**What is required:** Give the number of lines in this listing that contain the word "CIPS", and nothing else.

**Stored records:**
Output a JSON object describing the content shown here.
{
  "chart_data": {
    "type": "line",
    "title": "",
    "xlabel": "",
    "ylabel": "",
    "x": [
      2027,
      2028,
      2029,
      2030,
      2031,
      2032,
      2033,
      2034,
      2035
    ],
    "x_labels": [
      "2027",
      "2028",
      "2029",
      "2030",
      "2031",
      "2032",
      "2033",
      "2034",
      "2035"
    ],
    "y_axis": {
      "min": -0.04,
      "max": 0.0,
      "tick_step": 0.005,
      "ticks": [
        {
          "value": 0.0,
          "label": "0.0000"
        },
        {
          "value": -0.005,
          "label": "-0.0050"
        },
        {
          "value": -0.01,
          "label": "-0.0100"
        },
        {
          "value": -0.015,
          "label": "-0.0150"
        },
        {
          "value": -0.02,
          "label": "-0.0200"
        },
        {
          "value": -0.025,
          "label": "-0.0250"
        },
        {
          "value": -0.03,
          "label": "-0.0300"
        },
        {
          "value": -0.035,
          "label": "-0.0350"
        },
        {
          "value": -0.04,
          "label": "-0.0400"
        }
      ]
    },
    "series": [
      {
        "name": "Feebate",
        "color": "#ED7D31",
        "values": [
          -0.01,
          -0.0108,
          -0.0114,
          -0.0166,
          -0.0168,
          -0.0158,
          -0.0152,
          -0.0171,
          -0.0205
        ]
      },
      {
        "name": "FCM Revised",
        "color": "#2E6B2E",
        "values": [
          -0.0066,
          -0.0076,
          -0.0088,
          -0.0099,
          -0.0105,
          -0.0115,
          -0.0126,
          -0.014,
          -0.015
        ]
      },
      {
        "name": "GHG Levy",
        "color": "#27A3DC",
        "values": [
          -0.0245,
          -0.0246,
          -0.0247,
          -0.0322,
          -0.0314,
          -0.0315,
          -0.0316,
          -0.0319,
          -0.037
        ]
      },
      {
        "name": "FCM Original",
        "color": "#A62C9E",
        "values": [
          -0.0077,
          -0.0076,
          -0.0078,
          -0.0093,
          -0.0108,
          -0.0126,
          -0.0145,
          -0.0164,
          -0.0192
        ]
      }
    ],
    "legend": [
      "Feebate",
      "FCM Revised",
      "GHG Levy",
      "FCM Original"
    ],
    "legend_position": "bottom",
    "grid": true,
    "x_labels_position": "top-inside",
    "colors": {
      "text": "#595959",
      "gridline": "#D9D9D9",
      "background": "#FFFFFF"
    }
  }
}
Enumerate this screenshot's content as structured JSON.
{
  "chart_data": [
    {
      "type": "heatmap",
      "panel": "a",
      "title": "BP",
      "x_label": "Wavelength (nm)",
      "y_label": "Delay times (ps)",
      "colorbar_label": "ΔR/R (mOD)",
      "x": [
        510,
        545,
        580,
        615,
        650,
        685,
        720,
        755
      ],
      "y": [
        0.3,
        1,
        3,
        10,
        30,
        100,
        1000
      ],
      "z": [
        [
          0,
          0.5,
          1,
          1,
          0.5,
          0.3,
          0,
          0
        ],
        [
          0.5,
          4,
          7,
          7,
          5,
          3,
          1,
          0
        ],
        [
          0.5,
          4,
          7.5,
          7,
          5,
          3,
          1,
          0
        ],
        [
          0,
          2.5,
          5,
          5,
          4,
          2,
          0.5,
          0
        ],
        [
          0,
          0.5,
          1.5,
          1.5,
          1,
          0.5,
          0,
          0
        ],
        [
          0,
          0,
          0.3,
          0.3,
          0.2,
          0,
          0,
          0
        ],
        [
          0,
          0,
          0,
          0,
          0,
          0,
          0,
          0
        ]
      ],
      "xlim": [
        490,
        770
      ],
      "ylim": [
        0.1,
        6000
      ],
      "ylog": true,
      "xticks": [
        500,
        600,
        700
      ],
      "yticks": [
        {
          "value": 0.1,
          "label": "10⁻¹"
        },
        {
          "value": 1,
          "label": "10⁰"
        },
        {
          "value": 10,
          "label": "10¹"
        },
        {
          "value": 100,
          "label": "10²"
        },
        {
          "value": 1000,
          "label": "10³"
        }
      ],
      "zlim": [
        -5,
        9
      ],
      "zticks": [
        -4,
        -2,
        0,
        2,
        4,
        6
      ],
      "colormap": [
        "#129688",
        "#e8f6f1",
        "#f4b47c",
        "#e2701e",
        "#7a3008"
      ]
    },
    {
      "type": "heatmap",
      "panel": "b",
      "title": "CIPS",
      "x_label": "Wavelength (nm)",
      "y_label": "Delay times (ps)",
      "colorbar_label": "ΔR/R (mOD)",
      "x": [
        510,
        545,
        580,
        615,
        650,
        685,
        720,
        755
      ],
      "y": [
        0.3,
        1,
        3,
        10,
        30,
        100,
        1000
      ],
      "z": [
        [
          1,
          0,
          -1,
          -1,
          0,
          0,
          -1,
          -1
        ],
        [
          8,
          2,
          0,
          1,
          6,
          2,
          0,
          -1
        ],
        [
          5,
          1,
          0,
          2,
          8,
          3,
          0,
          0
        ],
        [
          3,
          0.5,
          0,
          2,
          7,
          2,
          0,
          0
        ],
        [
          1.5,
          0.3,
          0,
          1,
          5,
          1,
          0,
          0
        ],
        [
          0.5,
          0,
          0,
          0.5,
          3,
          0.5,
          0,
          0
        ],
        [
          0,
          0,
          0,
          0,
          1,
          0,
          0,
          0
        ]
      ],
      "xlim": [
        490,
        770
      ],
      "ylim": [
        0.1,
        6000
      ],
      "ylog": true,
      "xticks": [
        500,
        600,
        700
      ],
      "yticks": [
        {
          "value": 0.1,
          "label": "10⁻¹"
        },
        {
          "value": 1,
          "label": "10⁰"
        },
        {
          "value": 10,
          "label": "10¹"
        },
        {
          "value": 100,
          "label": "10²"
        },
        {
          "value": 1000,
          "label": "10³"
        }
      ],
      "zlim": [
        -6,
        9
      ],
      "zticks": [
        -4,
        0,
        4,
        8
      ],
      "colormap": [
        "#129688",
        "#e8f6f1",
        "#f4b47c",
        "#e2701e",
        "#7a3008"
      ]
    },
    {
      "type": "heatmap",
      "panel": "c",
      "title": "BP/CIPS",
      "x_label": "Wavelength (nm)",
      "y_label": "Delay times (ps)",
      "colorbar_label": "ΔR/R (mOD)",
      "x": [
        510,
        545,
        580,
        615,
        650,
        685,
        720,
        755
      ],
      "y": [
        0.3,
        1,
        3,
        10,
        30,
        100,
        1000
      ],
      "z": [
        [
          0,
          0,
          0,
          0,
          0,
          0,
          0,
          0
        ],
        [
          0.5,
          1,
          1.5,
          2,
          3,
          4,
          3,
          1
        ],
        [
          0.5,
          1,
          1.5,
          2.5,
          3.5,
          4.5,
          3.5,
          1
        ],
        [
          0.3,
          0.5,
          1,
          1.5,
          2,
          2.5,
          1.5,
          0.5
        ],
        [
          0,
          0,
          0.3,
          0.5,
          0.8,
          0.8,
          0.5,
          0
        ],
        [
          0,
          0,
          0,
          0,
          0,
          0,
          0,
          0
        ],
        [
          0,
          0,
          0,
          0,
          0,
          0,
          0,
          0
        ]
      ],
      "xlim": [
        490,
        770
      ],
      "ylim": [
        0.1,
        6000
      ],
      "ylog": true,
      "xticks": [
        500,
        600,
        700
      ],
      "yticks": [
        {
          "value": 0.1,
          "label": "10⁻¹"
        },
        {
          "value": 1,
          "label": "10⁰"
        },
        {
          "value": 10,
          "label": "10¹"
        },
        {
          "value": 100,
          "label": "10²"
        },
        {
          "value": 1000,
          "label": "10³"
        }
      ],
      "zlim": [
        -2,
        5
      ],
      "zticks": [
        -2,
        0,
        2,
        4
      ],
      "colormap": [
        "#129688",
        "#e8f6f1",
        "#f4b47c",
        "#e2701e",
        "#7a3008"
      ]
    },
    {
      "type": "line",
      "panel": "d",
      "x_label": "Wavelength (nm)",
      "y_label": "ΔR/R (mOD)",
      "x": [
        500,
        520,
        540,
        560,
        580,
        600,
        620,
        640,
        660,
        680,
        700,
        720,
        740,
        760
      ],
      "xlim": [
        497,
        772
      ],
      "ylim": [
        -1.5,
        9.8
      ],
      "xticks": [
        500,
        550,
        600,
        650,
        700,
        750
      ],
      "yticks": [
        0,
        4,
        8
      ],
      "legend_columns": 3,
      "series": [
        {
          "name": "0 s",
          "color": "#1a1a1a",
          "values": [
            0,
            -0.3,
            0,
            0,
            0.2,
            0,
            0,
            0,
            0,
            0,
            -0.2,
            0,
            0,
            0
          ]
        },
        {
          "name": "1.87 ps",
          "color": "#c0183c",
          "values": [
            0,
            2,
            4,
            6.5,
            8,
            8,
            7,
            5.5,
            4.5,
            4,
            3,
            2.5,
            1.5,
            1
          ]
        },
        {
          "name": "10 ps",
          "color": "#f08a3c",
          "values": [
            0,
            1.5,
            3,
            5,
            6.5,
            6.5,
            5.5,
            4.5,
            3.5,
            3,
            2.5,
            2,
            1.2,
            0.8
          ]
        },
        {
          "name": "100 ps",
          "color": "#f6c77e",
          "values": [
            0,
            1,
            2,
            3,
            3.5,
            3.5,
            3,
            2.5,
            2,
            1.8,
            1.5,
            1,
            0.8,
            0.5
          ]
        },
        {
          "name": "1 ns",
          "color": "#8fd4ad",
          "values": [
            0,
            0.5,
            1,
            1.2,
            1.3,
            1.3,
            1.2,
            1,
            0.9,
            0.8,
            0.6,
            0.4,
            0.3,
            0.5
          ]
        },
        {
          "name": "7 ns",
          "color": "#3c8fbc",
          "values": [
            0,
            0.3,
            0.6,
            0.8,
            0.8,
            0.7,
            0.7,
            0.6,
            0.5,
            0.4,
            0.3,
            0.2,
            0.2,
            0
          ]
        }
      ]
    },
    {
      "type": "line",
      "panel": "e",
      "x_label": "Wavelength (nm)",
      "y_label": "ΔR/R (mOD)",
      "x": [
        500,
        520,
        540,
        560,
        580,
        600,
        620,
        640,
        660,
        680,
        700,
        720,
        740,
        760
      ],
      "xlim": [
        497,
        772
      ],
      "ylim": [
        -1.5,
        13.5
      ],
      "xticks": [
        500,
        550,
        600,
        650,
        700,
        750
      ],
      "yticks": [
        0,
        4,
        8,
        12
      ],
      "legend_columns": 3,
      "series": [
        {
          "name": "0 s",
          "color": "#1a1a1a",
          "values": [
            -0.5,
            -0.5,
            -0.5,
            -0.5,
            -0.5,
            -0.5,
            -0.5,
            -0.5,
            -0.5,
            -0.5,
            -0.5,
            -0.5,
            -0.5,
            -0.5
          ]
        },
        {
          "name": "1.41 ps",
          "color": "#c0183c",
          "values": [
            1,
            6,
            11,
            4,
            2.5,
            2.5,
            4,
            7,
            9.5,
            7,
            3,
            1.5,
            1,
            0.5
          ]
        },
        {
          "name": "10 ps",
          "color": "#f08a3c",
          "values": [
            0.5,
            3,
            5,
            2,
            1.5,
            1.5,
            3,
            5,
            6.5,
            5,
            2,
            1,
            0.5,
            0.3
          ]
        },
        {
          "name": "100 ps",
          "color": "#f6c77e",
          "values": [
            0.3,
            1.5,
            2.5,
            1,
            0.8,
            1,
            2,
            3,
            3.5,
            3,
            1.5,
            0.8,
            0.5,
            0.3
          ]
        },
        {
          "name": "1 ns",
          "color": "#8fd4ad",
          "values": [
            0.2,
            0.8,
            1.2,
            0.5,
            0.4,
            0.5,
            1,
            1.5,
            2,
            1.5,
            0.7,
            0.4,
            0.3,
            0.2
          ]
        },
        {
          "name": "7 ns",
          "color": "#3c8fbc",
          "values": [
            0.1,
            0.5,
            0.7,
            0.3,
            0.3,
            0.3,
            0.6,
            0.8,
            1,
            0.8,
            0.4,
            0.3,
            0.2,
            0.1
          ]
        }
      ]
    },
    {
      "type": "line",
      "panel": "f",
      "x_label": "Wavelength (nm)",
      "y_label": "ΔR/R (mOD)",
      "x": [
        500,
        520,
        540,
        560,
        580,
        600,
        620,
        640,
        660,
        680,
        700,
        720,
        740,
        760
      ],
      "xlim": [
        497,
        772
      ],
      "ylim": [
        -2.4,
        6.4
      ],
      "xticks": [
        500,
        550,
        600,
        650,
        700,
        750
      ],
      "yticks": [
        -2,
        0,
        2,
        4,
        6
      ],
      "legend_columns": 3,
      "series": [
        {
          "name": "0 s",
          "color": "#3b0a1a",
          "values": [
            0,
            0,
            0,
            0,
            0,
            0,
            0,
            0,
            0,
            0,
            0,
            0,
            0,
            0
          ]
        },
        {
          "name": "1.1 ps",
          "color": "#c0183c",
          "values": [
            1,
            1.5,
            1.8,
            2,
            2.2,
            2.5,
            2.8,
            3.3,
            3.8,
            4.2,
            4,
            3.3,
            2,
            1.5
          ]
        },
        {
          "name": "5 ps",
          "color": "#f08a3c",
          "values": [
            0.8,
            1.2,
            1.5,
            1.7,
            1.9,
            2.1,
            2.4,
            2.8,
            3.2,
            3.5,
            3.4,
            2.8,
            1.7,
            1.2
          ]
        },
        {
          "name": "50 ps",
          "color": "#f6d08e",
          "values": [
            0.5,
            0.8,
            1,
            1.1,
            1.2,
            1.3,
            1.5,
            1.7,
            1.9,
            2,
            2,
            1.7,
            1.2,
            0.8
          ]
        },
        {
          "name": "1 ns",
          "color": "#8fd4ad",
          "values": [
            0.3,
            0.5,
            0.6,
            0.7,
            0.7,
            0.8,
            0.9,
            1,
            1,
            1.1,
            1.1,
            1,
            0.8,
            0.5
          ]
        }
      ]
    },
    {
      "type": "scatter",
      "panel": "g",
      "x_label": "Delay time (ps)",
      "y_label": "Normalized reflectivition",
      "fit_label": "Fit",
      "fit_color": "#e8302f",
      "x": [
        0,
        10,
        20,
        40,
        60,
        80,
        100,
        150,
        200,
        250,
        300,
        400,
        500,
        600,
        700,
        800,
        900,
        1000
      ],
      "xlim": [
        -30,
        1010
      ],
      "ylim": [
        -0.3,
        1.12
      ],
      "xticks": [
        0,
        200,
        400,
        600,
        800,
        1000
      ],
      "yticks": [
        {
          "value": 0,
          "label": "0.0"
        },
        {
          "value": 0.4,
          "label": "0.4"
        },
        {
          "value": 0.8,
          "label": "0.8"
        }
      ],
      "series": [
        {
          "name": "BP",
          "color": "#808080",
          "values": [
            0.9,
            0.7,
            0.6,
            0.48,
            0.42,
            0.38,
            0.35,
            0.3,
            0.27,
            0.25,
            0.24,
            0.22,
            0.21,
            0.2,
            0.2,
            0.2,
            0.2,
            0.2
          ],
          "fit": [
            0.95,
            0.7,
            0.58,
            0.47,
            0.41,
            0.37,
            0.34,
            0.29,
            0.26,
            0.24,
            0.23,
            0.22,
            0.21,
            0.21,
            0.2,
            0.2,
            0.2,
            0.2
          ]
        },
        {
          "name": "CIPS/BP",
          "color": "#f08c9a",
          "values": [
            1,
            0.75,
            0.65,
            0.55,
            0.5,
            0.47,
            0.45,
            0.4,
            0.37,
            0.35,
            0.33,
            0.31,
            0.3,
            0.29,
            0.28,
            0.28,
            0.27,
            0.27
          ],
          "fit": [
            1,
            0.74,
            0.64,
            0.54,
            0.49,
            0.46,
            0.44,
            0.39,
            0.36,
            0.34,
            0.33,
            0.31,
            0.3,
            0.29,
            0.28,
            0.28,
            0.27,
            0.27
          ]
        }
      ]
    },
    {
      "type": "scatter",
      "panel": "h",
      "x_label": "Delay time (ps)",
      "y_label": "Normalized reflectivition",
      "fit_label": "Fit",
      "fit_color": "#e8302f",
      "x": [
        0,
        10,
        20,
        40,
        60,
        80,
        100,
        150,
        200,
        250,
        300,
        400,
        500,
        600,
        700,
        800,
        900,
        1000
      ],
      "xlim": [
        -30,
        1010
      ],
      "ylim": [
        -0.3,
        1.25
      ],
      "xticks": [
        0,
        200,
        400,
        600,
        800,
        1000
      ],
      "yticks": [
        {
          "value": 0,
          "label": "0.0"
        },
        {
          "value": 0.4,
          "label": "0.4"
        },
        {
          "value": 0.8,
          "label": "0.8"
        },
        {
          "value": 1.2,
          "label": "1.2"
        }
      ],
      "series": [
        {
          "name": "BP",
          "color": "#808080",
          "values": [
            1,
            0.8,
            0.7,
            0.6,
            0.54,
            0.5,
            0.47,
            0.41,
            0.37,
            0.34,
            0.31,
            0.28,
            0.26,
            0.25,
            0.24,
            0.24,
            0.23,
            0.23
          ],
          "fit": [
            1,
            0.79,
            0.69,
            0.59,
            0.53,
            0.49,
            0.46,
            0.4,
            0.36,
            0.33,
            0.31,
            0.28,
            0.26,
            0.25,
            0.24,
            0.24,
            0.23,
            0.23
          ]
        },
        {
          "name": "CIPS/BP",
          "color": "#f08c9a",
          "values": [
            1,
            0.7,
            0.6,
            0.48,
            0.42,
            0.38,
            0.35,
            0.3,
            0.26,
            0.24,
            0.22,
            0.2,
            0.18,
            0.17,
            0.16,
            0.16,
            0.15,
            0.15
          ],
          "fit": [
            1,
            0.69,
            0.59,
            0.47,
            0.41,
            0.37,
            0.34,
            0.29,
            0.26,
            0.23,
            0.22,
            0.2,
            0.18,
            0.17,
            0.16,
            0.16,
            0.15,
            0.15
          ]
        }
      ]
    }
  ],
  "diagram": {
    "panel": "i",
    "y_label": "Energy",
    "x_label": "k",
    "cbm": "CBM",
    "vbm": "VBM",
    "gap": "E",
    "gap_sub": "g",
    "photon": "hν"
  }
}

**Solution to this problem:** 4